EXTRACT:
§

See also: This video report from Manbij, where “locals fear an attack on the Kurdish-controlled city from Turkey,” via AFP.

Afghanistan has postponed its presidential elections three months — from April to now July. AP has a bit more, here.

The Afghan Taliban traveled to Iran this past weekend as 2018’s diplomatic mood over the Afghan war continues into 2019, Voice of America reported. According to the Taliban at that meeting, their troops completely control 61 of 407 districts across Afghanistan. According to SIGAR, that number is closer to 49. The Long War Journal puts it at 52. More from VOA, here.
Good question: What’s gonna happen to all those U.S. exercise facilities put up across Afghanistan? Stars and Stripes investigated around Herat, where treadmills are still wrapped in plastic, here.

ICYMI: POTUS45 visited troops in Baghdad this holiday. Task & Purpose has one SEAL-heavy take, here.  

In memoriam: Remember all 23 service members who were killed this year while serving from Africa to Afghanistan, via NBC News’ Hans Nichols.

North Korea’s Kim Jong-un says it’s back to square one on the question of denuclearization, the New York Times reports.
The gist: If the U.S. keeps its sanctions on Pyongyang, the North will keep its  nuclear program.
Dive deeper on what Kim said — what’s new, what’s different — via MIT’s Vipin Narang, Joshua Pollack of The Nonproliferation Review, or The Diplomat’s Ankit Panda.

Tough talk on Taiwan from China’s Xi Jinping on this, the 40-year anniversary of U.S.-China relations. According to Reuters’ take on Xi’s remarks today, “China reserves the right to use force to bring Taiwan under its control but will strive to achieve peaceful ‘reunification.’”
The venue and occasion: Beijing’s Great Hall of the People on the 40th anniversary of a landmark Taiwan policy statement.

§

ENTRIES PROVIDED:
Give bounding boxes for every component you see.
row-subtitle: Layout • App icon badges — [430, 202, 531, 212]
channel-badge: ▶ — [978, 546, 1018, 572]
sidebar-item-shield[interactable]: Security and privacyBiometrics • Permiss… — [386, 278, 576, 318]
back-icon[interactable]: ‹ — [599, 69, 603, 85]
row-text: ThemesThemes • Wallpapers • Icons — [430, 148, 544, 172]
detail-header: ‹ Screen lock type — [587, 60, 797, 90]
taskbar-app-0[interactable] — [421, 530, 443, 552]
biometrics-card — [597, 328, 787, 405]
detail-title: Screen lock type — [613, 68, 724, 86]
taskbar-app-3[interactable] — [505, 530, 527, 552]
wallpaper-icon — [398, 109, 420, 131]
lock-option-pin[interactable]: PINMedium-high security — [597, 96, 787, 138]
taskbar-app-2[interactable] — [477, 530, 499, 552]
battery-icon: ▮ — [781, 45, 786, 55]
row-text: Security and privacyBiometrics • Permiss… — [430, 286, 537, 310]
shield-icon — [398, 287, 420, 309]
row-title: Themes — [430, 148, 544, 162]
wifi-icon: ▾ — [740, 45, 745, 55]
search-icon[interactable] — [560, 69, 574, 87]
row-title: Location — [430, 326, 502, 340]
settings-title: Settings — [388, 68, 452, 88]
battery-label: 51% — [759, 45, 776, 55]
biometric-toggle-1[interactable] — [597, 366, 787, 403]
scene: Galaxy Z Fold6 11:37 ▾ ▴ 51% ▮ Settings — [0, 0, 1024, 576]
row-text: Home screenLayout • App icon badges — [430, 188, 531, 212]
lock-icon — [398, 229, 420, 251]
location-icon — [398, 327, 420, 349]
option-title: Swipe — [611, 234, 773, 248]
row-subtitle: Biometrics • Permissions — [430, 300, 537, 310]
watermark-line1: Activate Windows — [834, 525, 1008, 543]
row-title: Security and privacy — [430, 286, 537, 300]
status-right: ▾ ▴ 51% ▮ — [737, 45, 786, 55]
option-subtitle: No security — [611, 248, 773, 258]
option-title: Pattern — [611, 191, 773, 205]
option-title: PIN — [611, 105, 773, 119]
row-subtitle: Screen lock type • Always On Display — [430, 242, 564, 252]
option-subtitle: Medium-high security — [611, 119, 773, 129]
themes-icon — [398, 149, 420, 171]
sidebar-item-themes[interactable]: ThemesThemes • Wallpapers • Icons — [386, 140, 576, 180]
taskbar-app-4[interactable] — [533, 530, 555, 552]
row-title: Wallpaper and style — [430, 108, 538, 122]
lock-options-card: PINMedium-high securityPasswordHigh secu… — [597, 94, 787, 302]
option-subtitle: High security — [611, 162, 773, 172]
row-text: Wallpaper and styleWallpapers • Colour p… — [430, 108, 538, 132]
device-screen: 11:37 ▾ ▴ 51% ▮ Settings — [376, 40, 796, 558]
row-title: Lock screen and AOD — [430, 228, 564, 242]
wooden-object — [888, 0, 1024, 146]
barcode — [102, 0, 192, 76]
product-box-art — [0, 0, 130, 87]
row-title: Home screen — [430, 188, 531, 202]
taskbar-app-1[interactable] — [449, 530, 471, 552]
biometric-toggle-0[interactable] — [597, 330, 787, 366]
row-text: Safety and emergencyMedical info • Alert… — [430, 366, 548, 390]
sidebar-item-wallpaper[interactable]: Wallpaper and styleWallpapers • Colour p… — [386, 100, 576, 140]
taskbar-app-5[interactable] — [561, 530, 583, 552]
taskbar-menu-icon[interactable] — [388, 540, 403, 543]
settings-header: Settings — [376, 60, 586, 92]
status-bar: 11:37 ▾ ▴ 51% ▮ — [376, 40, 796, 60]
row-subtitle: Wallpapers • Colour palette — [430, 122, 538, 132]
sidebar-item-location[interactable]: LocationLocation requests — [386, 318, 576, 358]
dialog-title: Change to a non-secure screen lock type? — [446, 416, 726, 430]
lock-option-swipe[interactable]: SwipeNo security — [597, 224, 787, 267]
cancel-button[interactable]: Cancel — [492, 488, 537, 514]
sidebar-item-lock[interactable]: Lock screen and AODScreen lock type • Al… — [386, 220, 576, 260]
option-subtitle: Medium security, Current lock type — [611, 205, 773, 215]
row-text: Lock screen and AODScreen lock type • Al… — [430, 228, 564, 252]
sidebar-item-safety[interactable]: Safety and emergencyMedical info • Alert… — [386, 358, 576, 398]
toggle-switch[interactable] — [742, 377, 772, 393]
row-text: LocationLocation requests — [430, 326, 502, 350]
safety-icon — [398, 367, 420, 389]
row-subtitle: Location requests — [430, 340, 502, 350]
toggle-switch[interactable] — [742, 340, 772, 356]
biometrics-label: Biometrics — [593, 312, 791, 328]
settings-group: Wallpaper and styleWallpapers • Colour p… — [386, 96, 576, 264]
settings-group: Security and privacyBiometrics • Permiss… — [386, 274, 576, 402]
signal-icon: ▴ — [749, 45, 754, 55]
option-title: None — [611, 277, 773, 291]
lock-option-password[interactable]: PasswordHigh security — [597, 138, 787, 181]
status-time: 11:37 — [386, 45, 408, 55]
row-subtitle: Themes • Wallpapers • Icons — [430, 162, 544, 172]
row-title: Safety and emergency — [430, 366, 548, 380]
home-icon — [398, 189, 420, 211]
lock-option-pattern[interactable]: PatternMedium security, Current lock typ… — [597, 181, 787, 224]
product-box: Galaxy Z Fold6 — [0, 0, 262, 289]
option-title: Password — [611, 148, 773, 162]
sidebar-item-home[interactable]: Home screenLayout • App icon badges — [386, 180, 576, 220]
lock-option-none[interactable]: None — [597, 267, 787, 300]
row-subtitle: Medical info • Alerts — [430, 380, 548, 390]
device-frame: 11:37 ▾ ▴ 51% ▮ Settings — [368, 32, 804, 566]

§

EXERCISE TASKS:
a – In the news roundup, how many Afghan districts does The Long War Journal say the Taliban completely control?
b – Reproduce word for word the part of the news roundup that begins at "Good question: What’s" and ends after "in plastic, here.".
c – Continue the news roundup from its last sentence.

EXPECTED OUTPUTS:
a – 52

b –
Good question: What’s gonna happen to all those U.S. exercise facilities put up across Afghanistan? Stars and Stripes investigated around Herat, where treadmills are still wrapped in plastic, here.

c –
A Chinese admiral wants to sink two U.S. aircraft carriers, according to a report from Taiwan’s Central News Agency.
The officer: Rear Admiral Lou Yuan, and his remarks were delivered on December 20 at an event called the 2018 Military Industry List summit.
Condition for war: “Those who are trying to stir up trouble in the South China Sea and Taiwan should be careful about their future,” Lou said. “As long as the US doesn’t attack China-built islands and reefs in the South China Sea, no war will take place in the area.” Read on, here.
Par for the course in his speech: “What the United States fears the most is taking casualties,” Lou said. He also highlighted the fairly well-known anti-ship ballistic and cruise missiles the Chinese navy has — missiles “more than capable of hitting US carriers.”
One more thing: Lou also claimed there are “five cornerstones of the United States” that can be exploited — America’s military, America’s money, America’s talent, America’s voting system, and America’s fear of adversaries. Think he’s right?

Apropos of nothing: Hats off to all the sailors out there. That’s what we’re thinking after glimpsing this cozy or claustrophobic snapshot of a bunk on board a Los Angeles-class submarine. (h/t @KingNeptune767)

And finally to begin this new year: Humans in Arizona are attacking autonomous vehicles with rocks and knives, slashing tires, and even drawing a gun on one vehicle, the New York Times reported over the break.
The victims, as it were: Waymo, the driverless-car company spun out of Google. There have been “nearly two dozen attacks on driverless vehicles over the past two years in Chandler, a city near Phoenix where Waymo started testing its vans in 2017.”
Thing is, these autonomous projects need to beta-test somehow; problem is, one vehicle has already killed a human during testing in Arizona. Continue reading, here.